Task description: Look through the data below and return each line where "policies" appears.

**** Items ****

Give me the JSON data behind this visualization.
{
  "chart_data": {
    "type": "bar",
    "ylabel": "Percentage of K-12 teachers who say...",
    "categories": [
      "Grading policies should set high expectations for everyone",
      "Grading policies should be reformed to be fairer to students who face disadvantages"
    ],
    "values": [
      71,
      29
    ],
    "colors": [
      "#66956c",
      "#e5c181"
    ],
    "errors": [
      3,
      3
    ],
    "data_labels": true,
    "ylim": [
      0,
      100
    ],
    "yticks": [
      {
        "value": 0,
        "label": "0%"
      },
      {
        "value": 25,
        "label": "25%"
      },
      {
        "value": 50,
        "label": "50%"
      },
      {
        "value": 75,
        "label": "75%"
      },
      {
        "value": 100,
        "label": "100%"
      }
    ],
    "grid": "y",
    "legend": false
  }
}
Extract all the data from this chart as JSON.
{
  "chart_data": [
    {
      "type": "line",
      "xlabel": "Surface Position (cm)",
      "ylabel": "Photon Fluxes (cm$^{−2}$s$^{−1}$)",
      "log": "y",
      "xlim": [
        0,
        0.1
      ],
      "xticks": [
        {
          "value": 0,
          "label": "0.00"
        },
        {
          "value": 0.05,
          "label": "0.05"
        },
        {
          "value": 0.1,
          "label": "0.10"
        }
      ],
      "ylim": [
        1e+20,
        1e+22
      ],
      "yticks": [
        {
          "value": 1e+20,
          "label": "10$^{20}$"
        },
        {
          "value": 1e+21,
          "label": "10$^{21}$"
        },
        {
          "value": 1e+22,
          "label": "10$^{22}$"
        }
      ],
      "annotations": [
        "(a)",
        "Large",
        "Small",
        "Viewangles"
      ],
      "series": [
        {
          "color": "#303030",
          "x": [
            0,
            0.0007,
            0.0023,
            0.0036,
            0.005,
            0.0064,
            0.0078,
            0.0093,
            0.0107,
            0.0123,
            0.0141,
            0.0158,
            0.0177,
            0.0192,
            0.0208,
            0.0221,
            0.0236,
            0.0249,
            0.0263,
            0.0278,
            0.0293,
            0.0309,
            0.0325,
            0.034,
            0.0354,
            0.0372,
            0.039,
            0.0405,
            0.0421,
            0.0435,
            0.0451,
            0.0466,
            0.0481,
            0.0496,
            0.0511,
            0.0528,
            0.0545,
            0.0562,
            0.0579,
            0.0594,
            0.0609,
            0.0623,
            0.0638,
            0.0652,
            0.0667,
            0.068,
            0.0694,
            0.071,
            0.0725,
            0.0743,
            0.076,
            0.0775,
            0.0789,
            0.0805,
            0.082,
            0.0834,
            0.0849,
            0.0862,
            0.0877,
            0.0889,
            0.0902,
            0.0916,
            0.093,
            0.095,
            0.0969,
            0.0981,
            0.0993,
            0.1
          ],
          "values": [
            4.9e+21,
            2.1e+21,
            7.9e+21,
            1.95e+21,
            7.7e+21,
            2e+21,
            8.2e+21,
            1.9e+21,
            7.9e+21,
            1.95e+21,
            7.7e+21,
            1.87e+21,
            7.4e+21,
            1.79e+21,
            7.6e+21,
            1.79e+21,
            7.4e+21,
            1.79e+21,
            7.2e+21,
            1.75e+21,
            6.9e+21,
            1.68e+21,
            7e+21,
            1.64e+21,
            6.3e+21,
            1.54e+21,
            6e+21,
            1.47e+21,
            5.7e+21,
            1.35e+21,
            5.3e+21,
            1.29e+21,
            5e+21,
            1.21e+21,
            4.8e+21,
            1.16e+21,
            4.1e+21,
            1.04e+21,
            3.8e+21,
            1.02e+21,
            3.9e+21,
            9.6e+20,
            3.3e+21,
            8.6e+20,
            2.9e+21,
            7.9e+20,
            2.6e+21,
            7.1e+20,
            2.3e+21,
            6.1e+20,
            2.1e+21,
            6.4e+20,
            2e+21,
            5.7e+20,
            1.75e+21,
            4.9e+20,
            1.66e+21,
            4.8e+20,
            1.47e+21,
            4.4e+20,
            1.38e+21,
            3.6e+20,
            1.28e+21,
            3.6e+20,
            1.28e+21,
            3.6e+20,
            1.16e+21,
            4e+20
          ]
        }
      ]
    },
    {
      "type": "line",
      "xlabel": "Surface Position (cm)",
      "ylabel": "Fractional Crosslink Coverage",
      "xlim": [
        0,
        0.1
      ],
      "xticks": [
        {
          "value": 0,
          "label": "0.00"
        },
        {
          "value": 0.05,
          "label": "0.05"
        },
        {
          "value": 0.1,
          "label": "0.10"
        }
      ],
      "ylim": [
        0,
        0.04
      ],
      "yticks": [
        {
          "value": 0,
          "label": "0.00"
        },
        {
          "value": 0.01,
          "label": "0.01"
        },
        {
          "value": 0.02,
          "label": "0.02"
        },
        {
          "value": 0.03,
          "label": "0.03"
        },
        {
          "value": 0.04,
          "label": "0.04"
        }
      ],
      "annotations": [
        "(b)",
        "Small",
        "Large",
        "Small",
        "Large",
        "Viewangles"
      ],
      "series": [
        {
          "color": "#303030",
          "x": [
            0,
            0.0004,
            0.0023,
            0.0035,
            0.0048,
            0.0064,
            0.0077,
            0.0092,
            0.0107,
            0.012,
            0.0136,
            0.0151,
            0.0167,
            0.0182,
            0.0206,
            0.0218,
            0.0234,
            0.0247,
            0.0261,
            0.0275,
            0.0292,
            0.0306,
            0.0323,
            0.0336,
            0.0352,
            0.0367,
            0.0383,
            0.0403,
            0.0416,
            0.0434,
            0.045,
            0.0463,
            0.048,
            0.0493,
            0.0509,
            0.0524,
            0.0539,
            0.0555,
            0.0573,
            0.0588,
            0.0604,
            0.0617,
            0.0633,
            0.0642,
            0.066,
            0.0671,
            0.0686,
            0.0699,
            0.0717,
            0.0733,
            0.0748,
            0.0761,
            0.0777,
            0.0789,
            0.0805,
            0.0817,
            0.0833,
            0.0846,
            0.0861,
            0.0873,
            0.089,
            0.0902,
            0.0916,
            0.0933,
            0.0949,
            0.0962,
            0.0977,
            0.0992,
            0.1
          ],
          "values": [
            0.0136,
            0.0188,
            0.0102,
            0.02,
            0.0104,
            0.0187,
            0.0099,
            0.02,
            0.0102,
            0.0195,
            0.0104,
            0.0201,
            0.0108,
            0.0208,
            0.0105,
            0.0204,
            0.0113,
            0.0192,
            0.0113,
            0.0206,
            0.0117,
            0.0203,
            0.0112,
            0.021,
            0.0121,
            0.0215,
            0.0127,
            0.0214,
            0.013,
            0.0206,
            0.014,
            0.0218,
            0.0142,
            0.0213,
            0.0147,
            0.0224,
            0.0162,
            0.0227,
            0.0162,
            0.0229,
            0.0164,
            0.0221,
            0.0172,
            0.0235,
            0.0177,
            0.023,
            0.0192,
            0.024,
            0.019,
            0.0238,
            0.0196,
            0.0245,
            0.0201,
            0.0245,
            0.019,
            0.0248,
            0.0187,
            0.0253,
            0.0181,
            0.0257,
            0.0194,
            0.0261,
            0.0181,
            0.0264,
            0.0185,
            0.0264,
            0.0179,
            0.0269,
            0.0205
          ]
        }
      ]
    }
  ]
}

****

Problem solution:
      "Grading policies should set high expectations for everyone",
      "Grading policies should be reformed to be fairer to students who face disadvantages"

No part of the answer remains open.